Request. Emit the entire listing verbatim.
◆ ◆ ◆ ◆ ◆
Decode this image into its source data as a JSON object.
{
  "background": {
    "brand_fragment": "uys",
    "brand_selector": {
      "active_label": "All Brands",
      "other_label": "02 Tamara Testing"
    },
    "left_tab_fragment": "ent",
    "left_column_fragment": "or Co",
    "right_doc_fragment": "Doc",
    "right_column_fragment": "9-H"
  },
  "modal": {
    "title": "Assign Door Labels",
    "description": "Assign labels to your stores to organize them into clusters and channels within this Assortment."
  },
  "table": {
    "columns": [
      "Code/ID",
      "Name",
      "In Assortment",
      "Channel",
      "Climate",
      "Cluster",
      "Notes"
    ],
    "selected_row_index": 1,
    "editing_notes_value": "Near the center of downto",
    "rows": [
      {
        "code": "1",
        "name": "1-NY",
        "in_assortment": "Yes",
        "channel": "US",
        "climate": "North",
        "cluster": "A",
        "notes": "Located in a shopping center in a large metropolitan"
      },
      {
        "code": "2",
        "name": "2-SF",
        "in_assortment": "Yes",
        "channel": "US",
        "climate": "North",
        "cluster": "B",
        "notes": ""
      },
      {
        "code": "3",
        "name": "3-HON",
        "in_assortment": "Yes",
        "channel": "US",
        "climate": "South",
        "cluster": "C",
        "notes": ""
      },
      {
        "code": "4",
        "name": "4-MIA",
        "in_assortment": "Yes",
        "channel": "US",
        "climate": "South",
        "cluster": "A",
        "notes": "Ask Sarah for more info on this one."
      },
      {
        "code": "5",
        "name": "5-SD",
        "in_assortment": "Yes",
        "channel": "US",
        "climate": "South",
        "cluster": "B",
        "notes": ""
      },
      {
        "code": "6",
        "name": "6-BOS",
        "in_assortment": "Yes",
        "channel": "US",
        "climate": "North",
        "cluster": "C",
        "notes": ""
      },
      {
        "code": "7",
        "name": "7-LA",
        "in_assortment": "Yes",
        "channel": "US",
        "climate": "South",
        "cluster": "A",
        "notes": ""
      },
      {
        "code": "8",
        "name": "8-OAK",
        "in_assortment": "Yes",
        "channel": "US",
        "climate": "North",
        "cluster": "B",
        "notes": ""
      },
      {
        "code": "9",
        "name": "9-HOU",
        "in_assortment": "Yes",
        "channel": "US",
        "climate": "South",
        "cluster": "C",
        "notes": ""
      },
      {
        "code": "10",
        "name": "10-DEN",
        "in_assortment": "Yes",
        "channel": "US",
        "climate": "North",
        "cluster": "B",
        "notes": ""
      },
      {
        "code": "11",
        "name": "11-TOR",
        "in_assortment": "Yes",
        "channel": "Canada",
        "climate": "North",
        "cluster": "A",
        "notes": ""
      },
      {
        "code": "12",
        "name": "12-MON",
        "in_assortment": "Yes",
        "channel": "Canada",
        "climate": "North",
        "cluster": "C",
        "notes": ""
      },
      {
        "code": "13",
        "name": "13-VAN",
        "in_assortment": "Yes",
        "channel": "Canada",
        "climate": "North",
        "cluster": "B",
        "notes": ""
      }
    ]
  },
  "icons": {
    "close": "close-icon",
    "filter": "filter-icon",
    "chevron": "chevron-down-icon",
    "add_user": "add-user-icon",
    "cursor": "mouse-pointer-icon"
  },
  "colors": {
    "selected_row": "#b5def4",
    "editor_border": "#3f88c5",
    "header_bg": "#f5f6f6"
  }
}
◆ ◆ ◆ ◆ ◆
The result.
Decode this image into its source data as a JSON object.
{
  "background": {
    "brand_fragment": "uys",
    "brand_selector": {
      "active_label": "All Brands",
      "other_label": "02 Tamara Testing"
    },
    "left_tab_fragment": "ent",
    "left_column_fragment": "or Co",
    "right_doc_fragment": "Doc",
    "right_column_fragment": "9-H"
  },
  "modal": {
    "title": "Assign Door Labels",
    "description": "Assign labels to your stores to organize them into clusters and channels within this Assortment."
  },
  "table": {
    "columns": [
      "Code/ID",
      "Name",
      "In Assortment",
      "Channel",
      "Climate",
      "Cluster",
      "Notes"
    ],
    "selected_row_index": 1,
    "editing_notes_value": "Near the center of downto",
    "rows": [
      {
        "code": "1",
        "name": "1-NY",
        "in_assortment": "Yes",
        "channel": "US",
        "climate": "North",
        "cluster": "A",
        "notes": "Located in a shopping center in a large metropolitan"
      },
      {
        "code": "2",
        "name": "2-SF",
        "in_assortment": "Yes",
        "channel": "US",
        "climate": "North",
        "cluster": "B",
        "notes": ""
      },
      {
        "code": "3",
        "name": "3-HON",
        "in_assortment": "Yes",
        "channel": "US",
        "climate": "South",
        "cluster": "C",
        "notes": ""
      },
      {
        "code": "4",
        "name": "4-MIA",
        "in_assortment": "Yes",
        "channel": "US",
        "climate": "South",
        "cluster": "A",
        "notes": "Ask Sarah for more info on this one."
      },
      {
        "code": "5",
        "name": "5-SD",
        "in_assortment": "Yes",
        "channel": "US",
        "climate": "South",
        "cluster": "B",
        "notes": ""
      },
      {
        "code": "6",
        "name": "6-BOS",
        "in_assortment": "Yes",
        "channel": "US",
        "climate": "North",
        "cluster": "C",
        "notes": ""
      },
      {
        "code": "7",
        "name": "7-LA",
        "in_assortment": "Yes",
        "channel": "US",
        "climate": "South",
        "cluster": "A",
        "notes": ""
      },
      {
        "code": "8",
        "name": "8-OAK",
        "in_assortment": "Yes",
        "channel": "US",
        "climate": "North",
        "cluster": "B",
        "notes": ""
      },
      {
        "code": "9",
        "name": "9-HOU",
        "in_assortment": "Yes",
        "channel": "US",
        "climate": "South",
        "cluster": "C",
        "notes": ""
      },
      {
        "code": "10",
        "name": "10-DEN",
        "in_assortment": "Yes",
        "channel": "US",
        "climate": "North",
        "cluster": "B",
        "notes": ""
      },
      {
        "code": "11",
        "name": "11-TOR",
        "in_assortment": "Yes",
        "channel": "Canada",
        "climate": "North",
        "cluster": "A",
        "notes": ""
      },
      {
        "code": "12",
        "name": "12-MON",
        "in_assortment": "Yes",
        "channel": "Canada",
        "climate": "North",
        "cluster": "C",
        "notes": ""
      },
      {
        "code": "13",
        "name": "13-VAN",
        "in_assortment": "Yes",
        "channel": "Canada",
        "climate": "North",
        "cluster": "B",
        "notes": ""
      }
    ]
  },
  "icons": {
    "close": "close-icon",
    "filter": "filter-icon",
    "chevron": "chevron-down-icon",
    "add_user": "add-user-icon",
    "cursor": "mouse-pointer-icon"
  },
  "colors": {
    "selected_row": "#b5def4",
    "editor_border": "#3f88c5",
    "header_bg": "#f5f6f6"
  }
}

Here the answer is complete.